*What the task requires*.
Reproduce the records below in their entirety, character for character.

*Excerpted records*.
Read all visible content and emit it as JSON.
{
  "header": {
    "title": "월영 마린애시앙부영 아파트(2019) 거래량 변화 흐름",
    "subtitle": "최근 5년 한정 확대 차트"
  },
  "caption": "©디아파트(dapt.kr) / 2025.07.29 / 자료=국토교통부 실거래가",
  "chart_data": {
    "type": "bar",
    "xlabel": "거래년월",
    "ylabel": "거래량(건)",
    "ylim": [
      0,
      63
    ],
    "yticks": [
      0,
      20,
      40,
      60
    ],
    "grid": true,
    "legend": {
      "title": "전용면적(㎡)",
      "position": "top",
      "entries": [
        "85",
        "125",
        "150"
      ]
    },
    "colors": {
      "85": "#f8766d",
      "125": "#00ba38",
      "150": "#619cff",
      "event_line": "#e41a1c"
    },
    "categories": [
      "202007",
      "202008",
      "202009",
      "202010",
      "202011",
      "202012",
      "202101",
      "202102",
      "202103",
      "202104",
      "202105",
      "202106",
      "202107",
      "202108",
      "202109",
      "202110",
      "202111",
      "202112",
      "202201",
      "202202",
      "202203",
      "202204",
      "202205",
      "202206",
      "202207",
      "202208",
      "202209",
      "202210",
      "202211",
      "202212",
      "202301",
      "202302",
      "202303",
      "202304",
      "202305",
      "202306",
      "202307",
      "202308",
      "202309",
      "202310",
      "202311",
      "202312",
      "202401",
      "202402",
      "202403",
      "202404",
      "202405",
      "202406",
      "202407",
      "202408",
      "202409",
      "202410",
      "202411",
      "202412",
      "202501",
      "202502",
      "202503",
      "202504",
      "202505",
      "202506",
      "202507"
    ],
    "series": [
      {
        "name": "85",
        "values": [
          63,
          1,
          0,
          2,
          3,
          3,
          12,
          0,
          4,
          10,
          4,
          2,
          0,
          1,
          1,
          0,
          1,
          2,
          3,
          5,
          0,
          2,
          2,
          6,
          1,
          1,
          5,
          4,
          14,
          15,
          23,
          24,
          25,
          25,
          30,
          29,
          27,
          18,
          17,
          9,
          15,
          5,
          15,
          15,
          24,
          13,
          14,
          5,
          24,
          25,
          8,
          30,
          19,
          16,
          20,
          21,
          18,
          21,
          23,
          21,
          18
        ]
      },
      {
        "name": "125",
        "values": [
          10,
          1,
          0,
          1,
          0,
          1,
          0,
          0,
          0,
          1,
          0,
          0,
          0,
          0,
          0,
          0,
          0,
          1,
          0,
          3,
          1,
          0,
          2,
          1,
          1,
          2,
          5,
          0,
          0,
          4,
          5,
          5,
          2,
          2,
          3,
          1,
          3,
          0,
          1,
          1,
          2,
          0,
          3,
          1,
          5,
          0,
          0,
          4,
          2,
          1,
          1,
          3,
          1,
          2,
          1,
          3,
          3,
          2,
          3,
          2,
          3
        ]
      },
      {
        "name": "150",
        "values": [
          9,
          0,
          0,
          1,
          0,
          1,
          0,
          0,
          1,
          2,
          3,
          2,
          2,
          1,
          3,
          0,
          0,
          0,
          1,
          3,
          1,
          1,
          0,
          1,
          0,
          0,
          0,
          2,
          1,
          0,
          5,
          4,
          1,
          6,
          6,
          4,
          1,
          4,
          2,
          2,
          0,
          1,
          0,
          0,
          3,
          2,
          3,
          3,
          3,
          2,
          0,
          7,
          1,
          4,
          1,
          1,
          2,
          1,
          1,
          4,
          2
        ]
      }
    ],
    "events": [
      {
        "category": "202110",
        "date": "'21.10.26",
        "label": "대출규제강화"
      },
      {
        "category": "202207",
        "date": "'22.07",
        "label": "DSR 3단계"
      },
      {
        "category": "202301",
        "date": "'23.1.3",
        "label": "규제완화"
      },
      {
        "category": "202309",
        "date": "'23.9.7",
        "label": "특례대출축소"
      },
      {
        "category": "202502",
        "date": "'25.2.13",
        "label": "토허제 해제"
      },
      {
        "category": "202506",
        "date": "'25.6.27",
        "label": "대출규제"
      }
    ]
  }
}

*Solved problem*.
Read all visible content and emit it as JSON.
{
  "header": {
    "title": "월영 마린애시앙부영 아파트(2019) 거래량 변화 흐름",
    "subtitle": "최근 5년 한정 확대 차트"
  },
  "caption": "©디아파트(dapt.kr) / 2025.07.29 / 자료=국토교통부 실거래가",
  "chart_data": {
    "type": "bar",
    "xlabel": "거래년월",
    "ylabel": "거래량(건)",
    "ylim": [
      0,
      63
    ],
    "yticks": [
      0,
      20,
      40,
      60
    ],
    "grid": true,
    "legend": {
      "title": "전용면적(㎡)",
      "position": "top",
      "entries": [
        "85",
        "125",
        "150"
      ]
    },
    "colors": {
      "85": "#f8766d",
      "125": "#00ba38",
      "150": "#619cff",
      "event_line": "#e41a1c"
    },
    "categories": [
      "202007",
      "202008",
      "202009",
      "202010",
      "202011",
      "202012",
      "202101",
      "202102",
      "202103",
      "202104",
      "202105",
      "202106",
      "202107",
      "202108",
      "202109",
      "202110",
      "202111",
      "202112",
      "202201",
      "202202",
      "202203",
      "202204",
      "202205",
      "202206",
      "202207",
      "202208",
      "202209",
      "202210",
      "202211",
      "202212",
      "202301",
      "202302",
      "202303",
      "202304",
      "202305",
      "202306",
      "202307",
      "202308",
      "202309",
      "202310",
      "202311",
      "202312",
      "202401",
      "202402",
      "202403",
      "202404",
      "202405",
      "202406",
      "202407",
      "202408",
      "202409",
      "202410",
      "202411",
      "202412",
      "202501",
      "202502",
      "202503",
      "202504",
      "202505",
      "202506",
      "202507"
    ],
    "series": [
      {
        "name": "85",
        "values": [
          63,
          1,
          0,
          2,
          3,
          3,
          12,
          0,
          4,
          10,
          4,
          2,
          0,
          1,
          1,
          0,
          1,
          2,
          3,
          5,
          0,
          2,
          2,
          6,
          1,
          1,
          5,
          4,
          14,
          15,
          23,
          24,
          25,
          25,
          30,
          29,
          27,
          18,
          17,
          9,
          15,
          5,
          15,
          15,
          24,
          13,
          14,
          5,
          24,
          25,
          8,
          30,
          19,
          16,
          20,
          21,
          18,
          21,
          23,
          21,
          18
        ]
      },
      {
        "name": "125",
        "values": [
          10,
          1,
          0,
          1,
          0,
          1,
          0,
          0,
          0,
          1,
          0,
          0,
          0,
          0,
          0,
          0,
          0,
          1,
          0,
          3,
          1,
          0,
          2,
          1,
          1,
          2,
          5,
          0,
          0,
          4,
          5,
          5,
          2,
          2,
          3,
          1,
          3,
          0,
          1,
          1,
          2,
          0,
          3,
          1,
          5,
          0,
          0,
          4,
          2,
          1,
          1,
          3,
          1,
          2,
          1,
          3,
          3,
          2,
          3,
          2,
          3
        ]
      },
      {
        "name": "150",
        "values": [
          9,
          0,
          0,
          1,
          0,
          1,
          0,
          0,
          1,
          2,
          3,
          2,
          2,
          1,
          3,
          0,
          0,
          0,
          1,
          3,
          1,
          1,
          0,
          1,
          0,
          0,
          0,
          2,
          1,
          0,
          5,
          4,
          1,
          6,
          6,
          4,
          1,
          4,
          2,
          2,
          0,
          1,
          0,
          0,
          3,
          2,
          3,
          3,
          3,
          2,
          0,
          7,
          1,
          4,
          1,
          1,
          2,
          1,
          1,
          4,
          2
        ]
      }
    ],
    "events": [
      {
        "category": "202110",
        "date": "'21.10.26",
        "label": "대출규제강화"
      },
      {
        "category": "202207",
        "date": "'22.07",
        "label": "DSR 3단계"
      },
      {
        "category": "202301",
        "date": "'23.1.3",
        "label": "규제완화"
      },
      {
        "category": "202309",
        "date": "'23.9.7",
        "label": "특례대출축소"
      },
      {
        "category": "202502",
        "date": "'25.2.13",
        "label": "토허제 해제"
      },
      {
        "category": "202506",
        "date": "'25.6.27",
        "label": "대출규제"
      }
    ]
  }
}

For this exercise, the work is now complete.